Abstract 18363: The Human Amniotic Mesenchymal Stem Cell -derived Ipscs Survive and Restore the Injured Hearts in an Immunocompetent Mouse Model of Myocardial Injury

Abstract

Background: Stem cells are known to restore the injured myocardium. This capability may improve if there is enhanced in vivo survival of the transplanted stem cells. The hAMSCs are isolated from amniotic membrane underlying the chorion of a human placenta and are located in the fetal-maternal border, demonstrating unique immunomodulatory properties characterized by CD59 +, HLA-G +, and HLA-DR- to suppress the host immune response. A single polycistronic lentivirus reprograms the hAMSCs robustly to generate MiPSCs.

Hypothesis: The MiPSCs retain the immunomodulatory properties of hAMSCs to attenuate immune rejection in an immunocompetent mouse to restore the injured myocardium.
•••
(TASK TO COMPLETE) Transcribe the portion of the stem cell abstract starting at "Background: Stem cells" and ending at "to generate MiPSCs.".

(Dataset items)
•••
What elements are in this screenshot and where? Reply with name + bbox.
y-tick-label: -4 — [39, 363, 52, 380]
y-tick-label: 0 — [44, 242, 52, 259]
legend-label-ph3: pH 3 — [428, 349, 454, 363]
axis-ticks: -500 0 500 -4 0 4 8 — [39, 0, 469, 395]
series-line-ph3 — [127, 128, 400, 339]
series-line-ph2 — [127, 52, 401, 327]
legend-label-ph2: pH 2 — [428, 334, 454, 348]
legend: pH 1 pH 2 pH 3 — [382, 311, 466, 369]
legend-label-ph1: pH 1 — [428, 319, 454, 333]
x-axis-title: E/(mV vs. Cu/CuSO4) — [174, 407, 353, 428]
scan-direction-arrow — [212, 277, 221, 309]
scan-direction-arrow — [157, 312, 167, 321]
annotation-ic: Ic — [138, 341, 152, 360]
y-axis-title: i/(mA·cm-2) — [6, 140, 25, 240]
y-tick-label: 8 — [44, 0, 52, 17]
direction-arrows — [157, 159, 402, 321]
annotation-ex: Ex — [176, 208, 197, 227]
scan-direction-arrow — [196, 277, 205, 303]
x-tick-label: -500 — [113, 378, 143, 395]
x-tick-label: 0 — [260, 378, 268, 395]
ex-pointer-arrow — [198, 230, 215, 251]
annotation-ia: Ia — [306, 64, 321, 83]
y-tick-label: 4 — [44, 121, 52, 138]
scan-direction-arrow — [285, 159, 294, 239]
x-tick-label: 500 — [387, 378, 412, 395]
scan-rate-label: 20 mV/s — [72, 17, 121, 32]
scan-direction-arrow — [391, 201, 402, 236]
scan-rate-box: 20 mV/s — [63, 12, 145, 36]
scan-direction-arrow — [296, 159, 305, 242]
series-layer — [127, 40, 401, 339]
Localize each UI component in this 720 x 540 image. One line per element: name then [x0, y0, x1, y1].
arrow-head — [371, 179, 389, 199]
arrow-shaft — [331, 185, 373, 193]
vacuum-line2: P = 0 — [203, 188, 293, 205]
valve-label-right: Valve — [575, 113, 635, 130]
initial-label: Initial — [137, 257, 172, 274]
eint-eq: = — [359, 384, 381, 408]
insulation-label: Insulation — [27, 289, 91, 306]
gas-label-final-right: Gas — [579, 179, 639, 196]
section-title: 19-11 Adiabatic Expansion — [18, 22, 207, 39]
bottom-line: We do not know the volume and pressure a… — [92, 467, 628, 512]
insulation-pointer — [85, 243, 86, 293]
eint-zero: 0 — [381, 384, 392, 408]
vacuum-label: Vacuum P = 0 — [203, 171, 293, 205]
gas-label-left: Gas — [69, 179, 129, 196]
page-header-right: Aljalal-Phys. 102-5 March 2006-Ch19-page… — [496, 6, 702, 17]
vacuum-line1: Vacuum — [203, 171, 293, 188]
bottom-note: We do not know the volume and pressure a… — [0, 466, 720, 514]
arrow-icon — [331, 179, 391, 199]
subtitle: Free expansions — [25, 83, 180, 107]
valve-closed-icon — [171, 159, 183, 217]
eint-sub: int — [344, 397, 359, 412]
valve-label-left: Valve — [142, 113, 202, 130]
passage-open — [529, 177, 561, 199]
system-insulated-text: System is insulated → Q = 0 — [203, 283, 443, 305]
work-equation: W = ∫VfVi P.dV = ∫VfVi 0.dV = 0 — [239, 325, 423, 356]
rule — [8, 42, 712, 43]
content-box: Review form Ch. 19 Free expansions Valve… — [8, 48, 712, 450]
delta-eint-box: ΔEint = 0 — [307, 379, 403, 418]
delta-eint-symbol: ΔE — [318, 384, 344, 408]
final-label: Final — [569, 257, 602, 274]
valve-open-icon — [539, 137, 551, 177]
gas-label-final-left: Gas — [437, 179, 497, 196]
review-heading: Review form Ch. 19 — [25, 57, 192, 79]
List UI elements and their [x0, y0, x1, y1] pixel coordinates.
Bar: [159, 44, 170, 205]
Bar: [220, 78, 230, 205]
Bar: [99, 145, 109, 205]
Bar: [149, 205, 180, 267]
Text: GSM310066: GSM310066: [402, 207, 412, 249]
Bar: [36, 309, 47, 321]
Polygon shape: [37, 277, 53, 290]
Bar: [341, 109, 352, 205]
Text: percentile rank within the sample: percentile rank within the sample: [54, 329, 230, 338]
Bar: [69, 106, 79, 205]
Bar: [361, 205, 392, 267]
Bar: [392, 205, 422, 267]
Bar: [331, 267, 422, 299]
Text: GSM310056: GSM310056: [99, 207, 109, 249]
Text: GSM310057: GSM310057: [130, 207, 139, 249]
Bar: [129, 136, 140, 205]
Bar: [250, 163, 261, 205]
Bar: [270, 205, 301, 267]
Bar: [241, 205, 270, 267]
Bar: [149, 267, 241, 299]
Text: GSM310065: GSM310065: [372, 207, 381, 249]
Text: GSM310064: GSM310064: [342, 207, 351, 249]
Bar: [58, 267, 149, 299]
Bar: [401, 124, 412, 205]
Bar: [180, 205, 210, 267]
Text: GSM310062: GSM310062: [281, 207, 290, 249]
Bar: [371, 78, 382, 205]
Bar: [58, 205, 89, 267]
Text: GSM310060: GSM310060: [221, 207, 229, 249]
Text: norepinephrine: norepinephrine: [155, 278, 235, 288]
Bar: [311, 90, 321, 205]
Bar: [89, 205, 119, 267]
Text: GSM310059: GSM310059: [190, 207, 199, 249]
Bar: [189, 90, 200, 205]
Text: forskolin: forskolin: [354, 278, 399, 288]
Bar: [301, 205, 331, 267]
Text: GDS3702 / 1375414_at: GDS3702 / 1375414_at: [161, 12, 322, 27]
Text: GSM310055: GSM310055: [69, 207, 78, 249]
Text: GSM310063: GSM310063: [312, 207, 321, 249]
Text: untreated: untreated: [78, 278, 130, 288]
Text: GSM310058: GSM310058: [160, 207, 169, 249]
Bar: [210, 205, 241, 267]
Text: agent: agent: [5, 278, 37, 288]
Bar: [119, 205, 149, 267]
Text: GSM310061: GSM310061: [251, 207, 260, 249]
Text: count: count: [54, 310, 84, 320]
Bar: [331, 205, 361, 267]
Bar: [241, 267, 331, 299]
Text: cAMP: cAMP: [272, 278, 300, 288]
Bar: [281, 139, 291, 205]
•••
(YOUR SOLUTION)
Background: Stem cells are known to restore the injured myocardium. This capability may improve if there is enhanced in vivo survival of the transplanted stem cells. The hAMSCs are isolated from amniotic membrane underlying the chorion of a human placenta and are located in the fetal-maternal border, demonstrating unique immunomodulatory properties characterized by CD59 +, HLA-G +, and HLA-DR- to suppress the host immune response. A single polycistronic lentivirus reprograms the hAMSCs robustly to generate MiPSCs.